* _DATASET ENTRIES_
--- BEGIN ---

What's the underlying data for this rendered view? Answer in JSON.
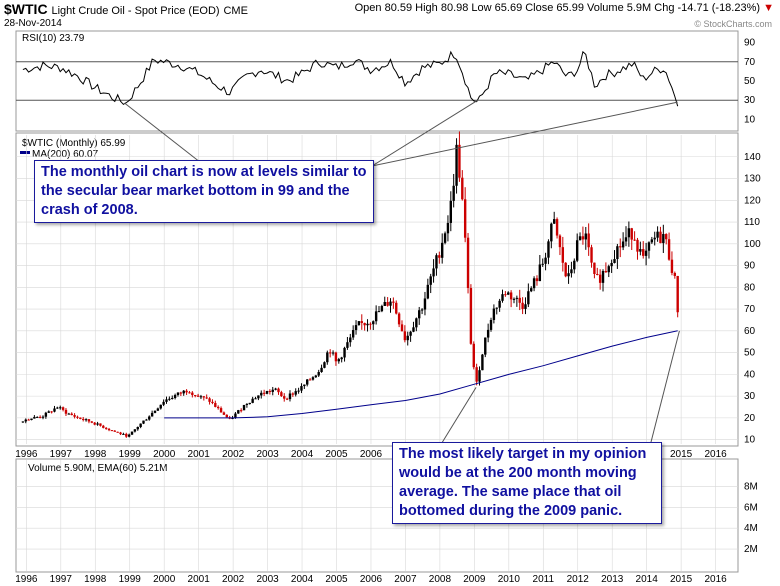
{
  "header": {
    "symbol": "$WTIC",
    "description": "Light Crude Oil - Spot Price (EOD)",
    "exchange": "CME",
    "date": "28-Nov-2014",
    "quote": "Open 80.59  High 80.98  Low 65.69  Close 65.99  Volume 5.9M  Chg -14.71 (-18.23%)",
    "down_arrow": "▼",
    "watermark": "© StockCharts.com"
  },
  "panels": {
    "rsi_label": "RSI(10) 23.79",
    "price_label": "$WTIC (Monthly) 65.99",
    "ma_label": "MA(200) 60.07",
    "volume_label": "Volume 5.90M, EMA(60) 5.21M"
  },
  "callouts": {
    "top": "The monthly oil chart is now at levels similar to the secular bear market bottom in 99 and the crash of 2008.",
    "bottom": "The most likely target in my opinion would be at the 200 month moving average. The same place that oil bottomed during the 2009 panic."
  },
  "colors": {
    "up": "#000000",
    "down": "#cc0000",
    "ma": "#00008b",
    "rsi": "#000000",
    "rsi_fill_over": "#2e7d32",
    "rsi_fill_under": "#b71c1c",
    "callout_text": "#1010a0",
    "grid": "#d8d8d8"
  },
  "chart_data": {
    "type": "candlestick",
    "period": "monthly",
    "x_ticks": [
      "1996",
      "1997",
      "1998",
      "1999",
      "2000",
      "2001",
      "2002",
      "2003",
      "2004",
      "2005",
      "2006",
      "2007",
      "2008",
      "2009",
      "2010",
      "2011",
      "2012",
      "2013",
      "2014",
      "2015",
      "2016"
    ],
    "rsi": {
      "name": "RSI(10)",
      "yticks": [
        10,
        30,
        50,
        70,
        90
      ],
      "ylim": [
        0,
        100
      ],
      "series": [
        [
          1995.9,
          62
        ],
        [
          1996.5,
          66
        ],
        [
          1997.0,
          64
        ],
        [
          1997.5,
          55
        ],
        [
          1998.0,
          43
        ],
        [
          1998.5,
          33
        ],
        [
          1998.9,
          27
        ],
        [
          1999.3,
          48
        ],
        [
          1999.7,
          72
        ],
        [
          2000.0,
          70
        ],
        [
          2000.5,
          66
        ],
        [
          2001.0,
          58
        ],
        [
          2001.5,
          46
        ],
        [
          2001.9,
          38
        ],
        [
          2002.4,
          55
        ],
        [
          2002.8,
          62
        ],
        [
          2003.2,
          56
        ],
        [
          2003.6,
          50
        ],
        [
          2004.0,
          58
        ],
        [
          2004.5,
          70
        ],
        [
          2005.0,
          64
        ],
        [
          2005.5,
          72
        ],
        [
          2006.0,
          62
        ],
        [
          2006.6,
          70
        ],
        [
          2007.0,
          48
        ],
        [
          2007.5,
          64
        ],
        [
          2008.0,
          68
        ],
        [
          2008.45,
          80
        ],
        [
          2008.7,
          55
        ],
        [
          2008.9,
          33
        ],
        [
          2009.1,
          27
        ],
        [
          2009.3,
          40
        ],
        [
          2009.6,
          58
        ],
        [
          2010.0,
          57
        ],
        [
          2010.5,
          50
        ],
        [
          2011.0,
          62
        ],
        [
          2011.3,
          70
        ],
        [
          2011.7,
          54
        ],
        [
          2012.0,
          62
        ],
        [
          2012.2,
          80
        ],
        [
          2012.5,
          45
        ],
        [
          2012.8,
          56
        ],
        [
          2013.0,
          58
        ],
        [
          2013.6,
          68
        ],
        [
          2013.9,
          52
        ],
        [
          2014.2,
          60
        ],
        [
          2014.5,
          64
        ],
        [
          2014.7,
          48
        ],
        [
          2014.9,
          23.79
        ]
      ]
    },
    "price": {
      "name": "$WTIC (Monthly)",
      "last": 65.99,
      "ylim": [
        8,
        150
      ],
      "yticks": [
        10,
        20,
        30,
        40,
        50,
        60,
        70,
        80,
        90,
        100,
        110,
        120,
        130,
        140
      ],
      "anchors": [
        [
          1995.9,
          19
        ],
        [
          1996.5,
          21
        ],
        [
          1996.9,
          25
        ],
        [
          1997.2,
          22
        ],
        [
          1997.5,
          20
        ],
        [
          1997.9,
          18
        ],
        [
          1998.5,
          14
        ],
        [
          1998.95,
          11.5
        ],
        [
          1999.3,
          17
        ],
        [
          1999.7,
          23
        ],
        [
          2000.0,
          28
        ],
        [
          2000.7,
          33
        ],
        [
          2000.95,
          30
        ],
        [
          2001.3,
          28
        ],
        [
          2001.9,
          19
        ],
        [
          2002.4,
          27
        ],
        [
          2002.8,
          31
        ],
        [
          2003.2,
          33
        ],
        [
          2003.5,
          29
        ],
        [
          2004.0,
          34
        ],
        [
          2004.5,
          42
        ],
        [
          2004.8,
          52
        ],
        [
          2005.0,
          45
        ],
        [
          2005.6,
          62
        ],
        [
          2006.0,
          65
        ],
        [
          2006.6,
          75
        ],
        [
          2007.0,
          56
        ],
        [
          2007.5,
          72
        ],
        [
          2007.9,
          92
        ],
        [
          2008.3,
          115
        ],
        [
          2008.5,
          145
        ],
        [
          2008.7,
          110
        ],
        [
          2008.9,
          55
        ],
        [
          2009.05,
          34
        ],
        [
          2009.2,
          48
        ],
        [
          2009.5,
          68
        ],
        [
          2009.9,
          78
        ],
        [
          2010.4,
          72
        ],
        [
          2010.8,
          84
        ],
        [
          2011.0,
          92
        ],
        [
          2011.3,
          110
        ],
        [
          2011.7,
          82
        ],
        [
          2012.0,
          100
        ],
        [
          2012.2,
          105
        ],
        [
          2012.5,
          82
        ],
        [
          2012.8,
          88
        ],
        [
          2013.0,
          95
        ],
        [
          2013.6,
          106
        ],
        [
          2013.9,
          92
        ],
        [
          2014.2,
          102
        ],
        [
          2014.5,
          104
        ],
        [
          2014.7,
          92
        ],
        [
          2014.85,
          80
        ],
        [
          2014.92,
          65.99
        ]
      ],
      "ma200": [
        [
          2000.0,
          20
        ],
        [
          2001.0,
          20
        ],
        [
          2002.0,
          20
        ],
        [
          2003.0,
          20.5
        ],
        [
          2004.0,
          22
        ],
        [
          2005.0,
          24
        ],
        [
          2006.0,
          26
        ],
        [
          2007.0,
          28
        ],
        [
          2008.0,
          31
        ],
        [
          2009.0,
          35.5
        ],
        [
          2010.0,
          40
        ],
        [
          2011.0,
          44
        ],
        [
          2012.0,
          48.5
        ],
        [
          2013.0,
          53
        ],
        [
          2014.0,
          57
        ],
        [
          2014.9,
          60.07
        ]
      ]
    },
    "volume": {
      "name": "Volume",
      "ema_name": "EMA(60)",
      "last": "5.90M",
      "ema_last": "5.21M",
      "yticks": [
        "2M",
        "4M",
        "6M",
        "8M"
      ],
      "ylim": [
        0,
        9
      ]
    }
  }
}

--- END ---

* _THE PROBLEM_
Using the records above, copy each line that contains "WTIC".

* _ANSWER BELOW_
    "symbol": "$WTIC",
    "price_label": "$WTIC (Monthly) 65.99",
      "name": "$WTIC (Monthly)",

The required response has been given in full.